◆ **Task details**
Write out each entry, exactly the way it appears.

***** Data excerpts *****

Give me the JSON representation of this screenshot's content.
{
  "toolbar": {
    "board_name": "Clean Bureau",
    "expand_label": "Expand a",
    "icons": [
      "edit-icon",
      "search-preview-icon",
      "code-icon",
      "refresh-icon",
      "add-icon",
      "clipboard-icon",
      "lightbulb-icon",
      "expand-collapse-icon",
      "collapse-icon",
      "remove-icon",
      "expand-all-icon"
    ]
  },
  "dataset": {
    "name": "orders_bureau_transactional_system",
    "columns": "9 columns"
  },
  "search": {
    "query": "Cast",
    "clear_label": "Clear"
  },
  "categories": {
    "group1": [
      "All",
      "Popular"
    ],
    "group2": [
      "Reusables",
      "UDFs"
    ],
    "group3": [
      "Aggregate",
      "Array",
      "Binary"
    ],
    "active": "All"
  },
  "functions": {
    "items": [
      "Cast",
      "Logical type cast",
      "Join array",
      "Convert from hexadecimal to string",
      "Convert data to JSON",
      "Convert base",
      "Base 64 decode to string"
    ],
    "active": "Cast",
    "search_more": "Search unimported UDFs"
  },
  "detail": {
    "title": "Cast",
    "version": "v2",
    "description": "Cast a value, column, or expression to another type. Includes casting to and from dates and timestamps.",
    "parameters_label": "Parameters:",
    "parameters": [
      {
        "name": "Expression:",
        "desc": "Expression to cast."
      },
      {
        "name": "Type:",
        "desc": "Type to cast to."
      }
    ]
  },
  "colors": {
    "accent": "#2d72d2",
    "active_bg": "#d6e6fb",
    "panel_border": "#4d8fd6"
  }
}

*****

◆ **Answer below**
Give me the JSON representation of this screenshot's content.
{
  "toolbar": {
    "board_name": "Clean Bureau",
    "expand_label": "Expand a",
    "icons": [
      "edit-icon",
      "search-preview-icon",
      "code-icon",
      "refresh-icon",
      "add-icon",
      "clipboard-icon",
      "lightbulb-icon",
      "expand-collapse-icon",
      "collapse-icon",
      "remove-icon",
      "expand-all-icon"
    ]
  },
  "dataset": {
    "name": "orders_bureau_transactional_system",
    "columns": "9 columns"
  },
  "search": {
    "query": "Cast",
    "clear_label": "Clear"
  },
  "categories": {
    "group1": [
      "All",
      "Popular"
    ],
    "group2": [
      "Reusables",
      "UDFs"
    ],
    "group3": [
      "Aggregate",
      "Array",
      "Binary"
    ],
    "active": "All"
  },
  "functions": {
    "items": [
      "Cast",
      "Logical type cast",
      "Join array",
      "Convert from hexadecimal to string",
      "Convert data to JSON",
      "Convert base",
      "Base 64 decode to string"
    ],
    "active": "Cast",
    "search_more": "Search unimported UDFs"
  },
  "detail": {
    "title": "Cast",
    "version": "v2",
    "description": "Cast a value, column, or expression to another type. Includes casting to and from dates and timestamps.",
    "parameters_label": "Parameters:",
    "parameters": [
      {
        "name": "Expression:",
        "desc": "Expression to cast."
      },
      {
        "name": "Type:",
        "desc": "Type to cast to."
      }
    ]
  },
  "colors": {
    "accent": "#2d72d2",
    "active_bg": "#d6e6fb",
    "panel_border": "#4d8fd6"
  }
}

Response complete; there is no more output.